## STATED GOAL
Word for word, transcribe the lines below and drop the pictures.

## DATA RECORDS
--------

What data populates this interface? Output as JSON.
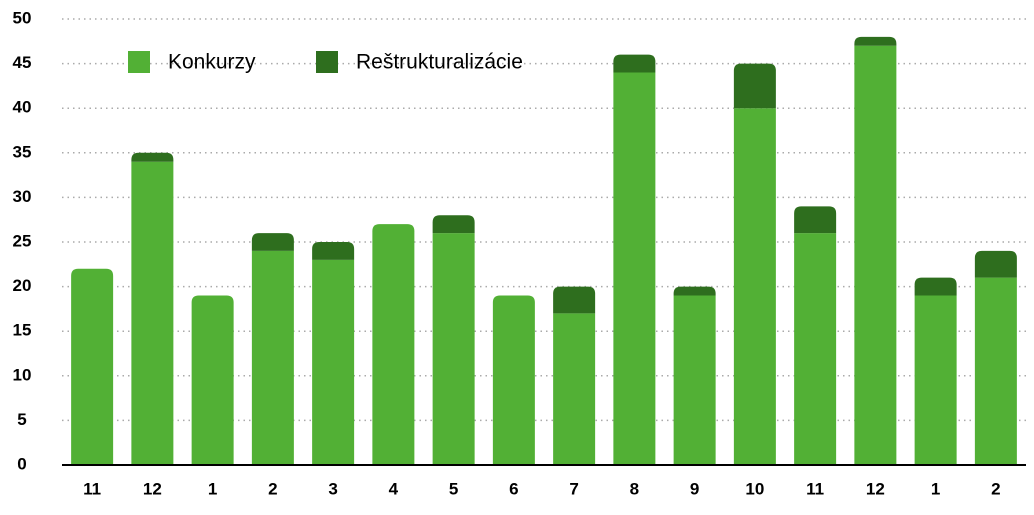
{
  "chart_data": {
    "type": "stacked_bar",
    "categories": [
      "11",
      "12",
      "1",
      "2",
      "3",
      "4",
      "5",
      "6",
      "7",
      "8",
      "9",
      "10",
      "11",
      "12",
      "1",
      "2"
    ],
    "series": [
      {
        "name": "Konkurzy",
        "color": "#52b035",
        "values": [
          22,
          34,
          19,
          24,
          23,
          27,
          26,
          19,
          17,
          44,
          19,
          40,
          26,
          47,
          19,
          21
        ]
      },
      {
        "name": "Reštrukturalizácie",
        "color": "#2e6e1e",
        "values": [
          0,
          1,
          0,
          2,
          2,
          0,
          2,
          0,
          3,
          2,
          1,
          5,
          3,
          1,
          2,
          3
        ]
      }
    ],
    "ylim": [
      0,
      50
    ],
    "yticks": [
      0,
      5,
      10,
      15,
      20,
      25,
      30,
      35,
      40,
      45,
      50
    ],
    "grid": true,
    "legend": "top-left"
  }
}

--------

## RESPONSE TO THIS EXERCISE
What data populates this interface? Output as JSON.
{
  "chart_data": {
    "type": "stacked_bar",
    "categories": [
      "11",
      "12",
      "1",
      "2",
      "3",
      "4",
      "5",
      "6",
      "7",
      "8",
      "9",
      "10",
      "11",
      "12",
      "1",
      "2"
    ],
    "series": [
      {
        "name": "Konkurzy",
        "color": "#52b035",
        "values": [
          22,
          34,
          19,
          24,
          23,
          27,
          26,
          19,
          17,
          44,
          19,
          40,
          26,
          47,
          19,
          21
        ]
      },
      {
        "name": "Reštrukturalizácie",
        "color": "#2e6e1e",
        "values": [
          0,
          1,
          0,
          2,
          2,
          0,
          2,
          0,
          3,
          2,
          1,
          5,
          3,
          1,
          2,
          3
        ]
      }
    ],
    "ylim": [
      0,
      50
    ],
    "yticks": [
      0,
      5,
      10,
      15,
      20,
      25,
      30,
      35,
      40,
      45,
      50
    ],
    "grid": true,
    "legend": "top-left"
  }
}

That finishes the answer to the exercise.